● WHAT YOU WILL DO: Gather every line from the entries below that includes "text".

[Stored records]
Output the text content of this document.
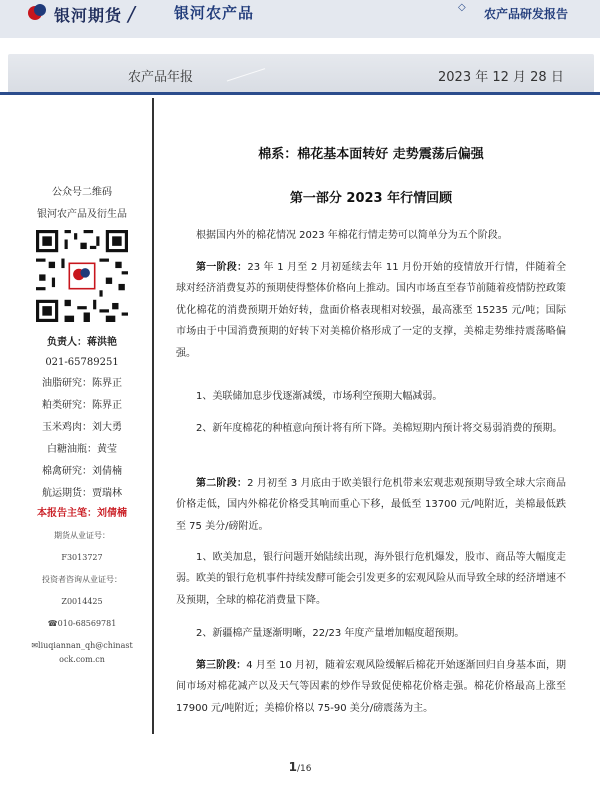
银河期货 /	银河农产品	◇ 农产品研发报告
农产品年报	2023 年 12 月 28 日
公众号二维码
银河农产品及衍生品
负责人：蒋洪艳
021-65789251
油脂研究：陈界正
粕类研究：陈界正
玉米鸡肉：刘大勇
白糖油瓶：黄莹
棉禽研究：刘倩楠
航运期货：贾瑞林
本报告主笔：刘倩楠
期货从业证号：
F3013727
投资者咨询从业证号：
Z0014425
☎010-68569781
✉liuqiannan_qh@chinast
ock.com.cn
棉系：棉花基本面转好 走势震荡后偏强
第一部分 2023 年行情回顾

根据国内外的棉花情况 2023 年棉花行情走势可以简单分为五个阶段。

第一阶段：23 年 1 月至 2 月初延续去年 11 月份开始的疫情放开行情，伴随着全球对经济消费复苏的预期使得整体价格向上推动。国内市场直至春节前随着疫情防控政策优化棉花的消费预期开始好转，盘面价格表现相对较强，最高涨至 15235 元/吨；国际市场由于中国消费预期的好转下对美棉价格形成了一定的支撑，美棉走势维持震荡略偏强。

1、美联储加息步伐逐渐减缓，市场利空预期大幅减弱。

2、新年度棉花的种植意向预计将有所下降。美棉短期内预计将交易弱消费的预期。

第二阶段：2 月初至 3 月底由于欧美银行危机带来宏观悲观预期导致全球大宗商品价格走低，国内外棉花价格受其响而重心下移，最低至 13700 元/吨附近，美棉最低跌至 75 美分/磅附近。

1、欧美加息，银行问题开始陆续出现，海外银行危机爆发，股市、商品等大幅度走弱。欧美的银行危机事件持续发酵可能会引发更多的宏观风险从而导致全球的经济增速不及预期，全球的棉花消费量下降。

2、新疆棉产量逐渐明晰，22/23 年度产量增加幅度超预期。

第三阶段：4 月至 10 月初，随着宏观风险缓解后棉花开始逐渐回归自身基本面，期间市场对棉花减产以及天气等因素的炒作导致促使棉花价格走强。棉花价格最高上涨至 17900 元/吨附近；美棉价格以 75-90 美分/磅震荡为主。

1/16
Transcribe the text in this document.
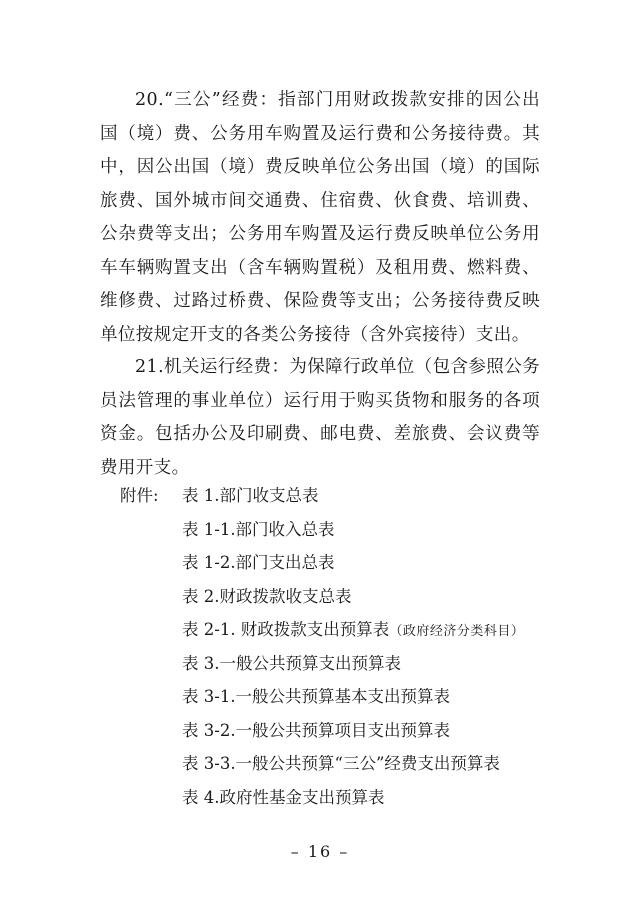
20.“三公”经费：指部门用财政拨款安排的因公出国（境）费、公务用车购置及运行费和公务接待费。其中，因公出国（境）费反映单位公务出国（境）的国际旅费、国外城市间交通费、住宿费、伙食费、培训费、公杂费等支出；公务用车购置及运行费反映单位公务用车车辆购置支出（含车辆购置税）及租用费、燃料费、维修费、过路过桥费、保险费等支出；公务接待费反映单位按规定开支的各类公务接待（含外宾接待）支出。

21.机关运行经费：为保障行政单位（包含参照公务员法管理的事业单位）运行用于购买货物和服务的各项资金。包括办公及印刷费、邮电费、差旅费、会议费等费用开支。

附件: 表 1.部门收支总表
表 1-1.部门收入总表
表 1-2.部门支出总表
表 2.财政拨款收支总表
表 2-1. 财政拨款支出预算表（政府经济分类科目）
表 3.一般公共预算支出预算表
表 3-1.一般公共预算基本支出预算表
表 3-2.一般公共预算项目支出预算表
表 3-3.一般公共预算“三公”经费支出预算表
表 4.政府性基金支出预算表
– 16 –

● TASK OUTPUT:
Output the text content of this document.
Transcribe the text in this document.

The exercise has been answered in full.